----- DATA SUPPLIED
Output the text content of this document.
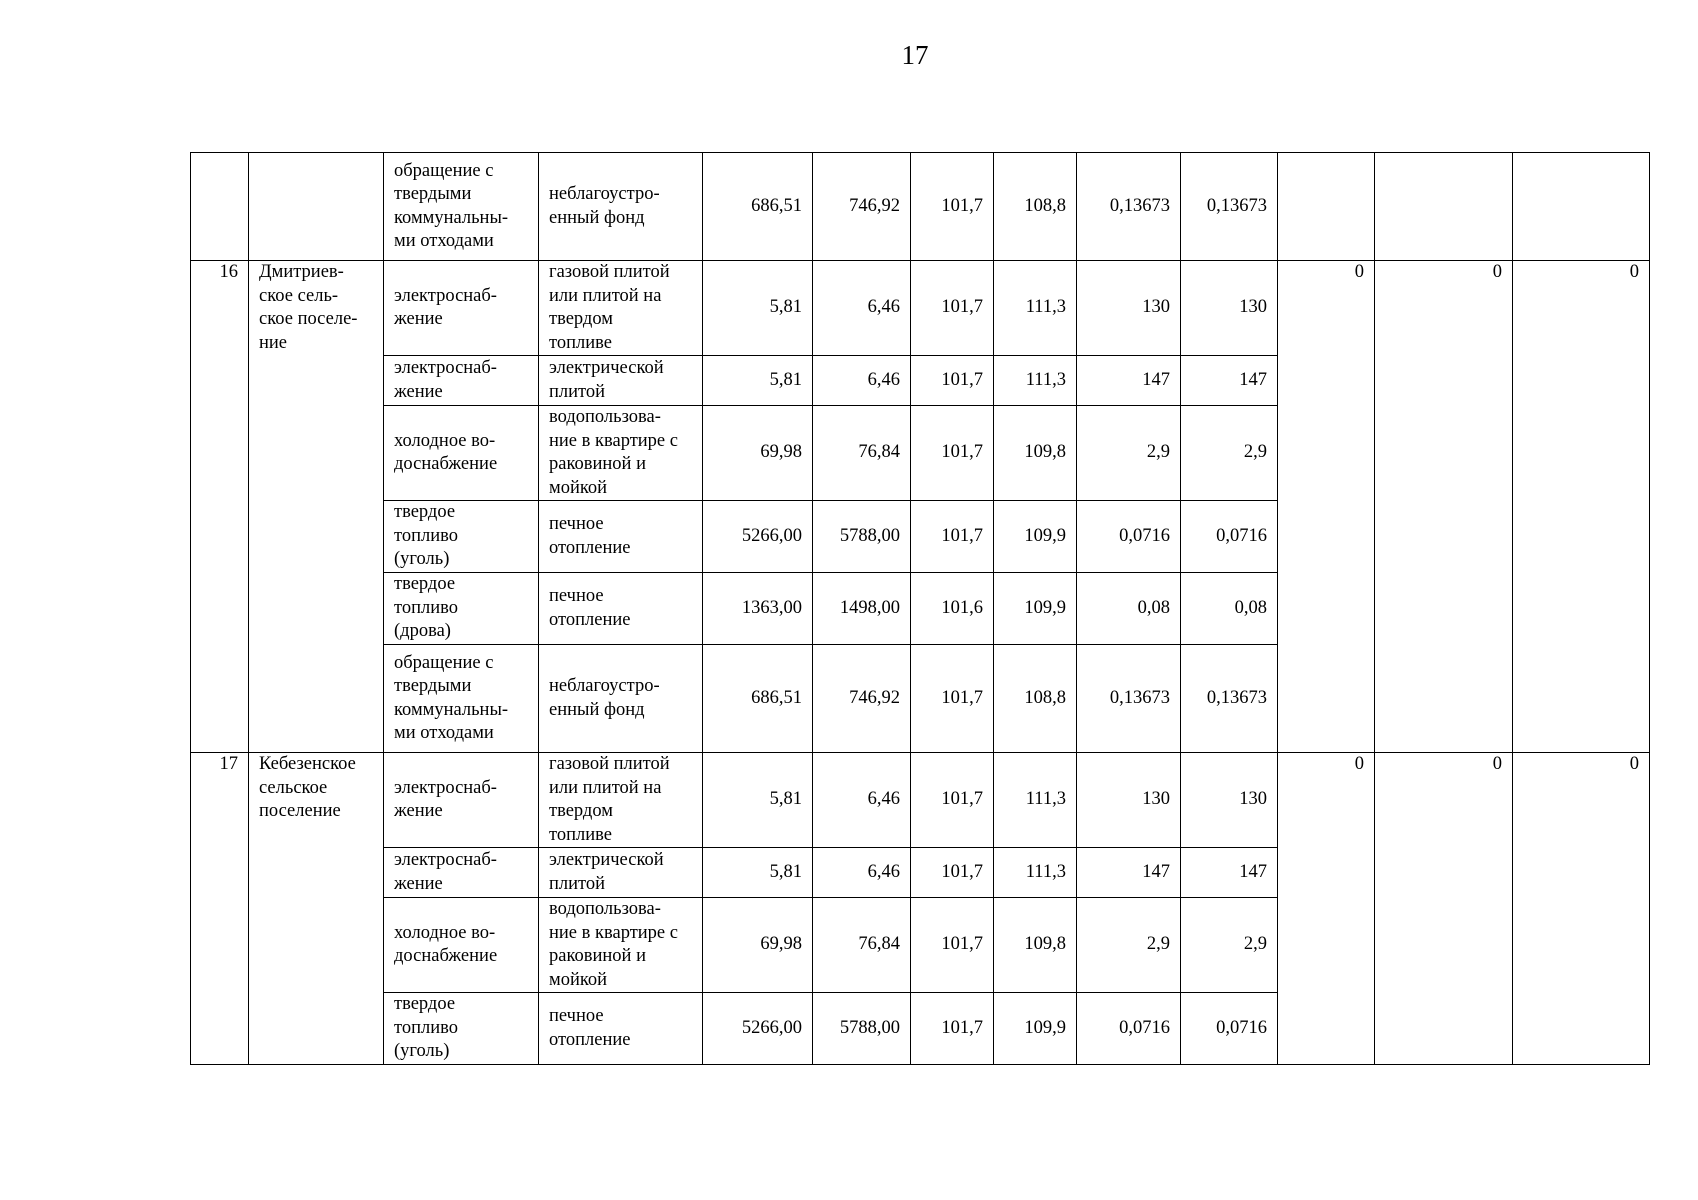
17
		обращение с
твердыми
коммунальны-
ми отходами	неблагоустро-
енный фонд	686,51	746,92	101,7	108,8	0,13673	0,13673			
16	Дмитриев-
ское сель-
ское поселе-
ние	электроснаб-
жение	газовой плитой
или плитой на
твердом
топливе	5,81	6,46	101,7	111,3	130	130	0	0	0
		электроснаб-
жение	электрической
плитой	5,81	6,46	101,7	111,3	147	147			
		холодное во-
доснабжение	водопользова-
ние в квартире с
раковиной и
мойкой	69,98	76,84	101,7	109,8	2,9	2,9			
		твердое
топливо
(уголь)	печное
отопление	5266,00	5788,00	101,7	109,9	0,0716	0,0716			
		твердое
топливо
(дрова)	печное
отопление	1363,00	1498,00	101,6	109,9	0,08	0,08			
		обращение с
твердыми
коммунальны-
ми отходами	неблагоустро-
енный фонд	686,51	746,92	101,7	108,8	0,13673	0,13673			
17	Кебезенское
сельское
поселение	электроснаб-
жение	газовой плитой
или плитой на
твердом
топливе	5,81	6,46	101,7	111,3	130	130	0	0	0
		электроснаб-
жение	электрической
плитой	5,81	6,46	101,7	111,3	147	147			
		холодное во-
доснабжение	водопользова-
ние в квартире с
раковиной и
мойкой	69,98	76,84	101,7	109,8	2,9	2,9			
		твердое
топливо
(уголь)	печное
отопление	5266,00	5788,00	101,7	109,9	0,0716	0,0716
----------
INSTRUCTIONS FOR THE TASK
Go through the listing above and write it out again exactly, dropping the pictures.

SOLUTION TO THIS EXERCISE
Output the text content of this document.
17
		обращение с
твердыми
коммунальны-
ми отходами	неблагоустро-
енный фонд	686,51	746,92	101,7	108,8	0,13673	0,13673			
16	Дмитриев-
ское сель-
ское поселе-
ние	электроснаб-
жение	газовой плитой
или плитой на
твердом
топливе	5,81	6,46	101,7	111,3	130	130	0	0	0
		электроснаб-
жение	электрической
плитой	5,81	6,46	101,7	111,3	147	147			
		холодное во-
доснабжение	водопользова-
ние в квартире с
раковиной и
мойкой	69,98	76,84	101,7	109,8	2,9	2,9			
		твердое
топливо
(уголь)	печное
отопление	5266,00	5788,00	101,7	109,9	0,0716	0,0716			
		твердое
топливо
(дрова)	печное
отопление	1363,00	1498,00	101,6	109,9	0,08	0,08			
		обращение с
твердыми
коммунальны-
ми отходами	неблагоустро-
енный фонд	686,51	746,92	101,7	108,8	0,13673	0,13673			
17	Кебезенское
сельское
поселение	электроснаб-
жение	газовой плитой
или плитой на
твердом
топливе	5,81	6,46	101,7	111,3	130	130	0	0	0
		электроснаб-
жение	электрической
плитой	5,81	6,46	101,7	111,3	147	147			
		холодное во-
доснабжение	водопользова-
ние в квартире с
раковиной и
мойкой	69,98	76,84	101,7	109,8	2,9	2,9			
		твердое
топливо
(уголь)	печное
отопление	5266,00	5788,00	101,7	109,9	0,0716	0,0716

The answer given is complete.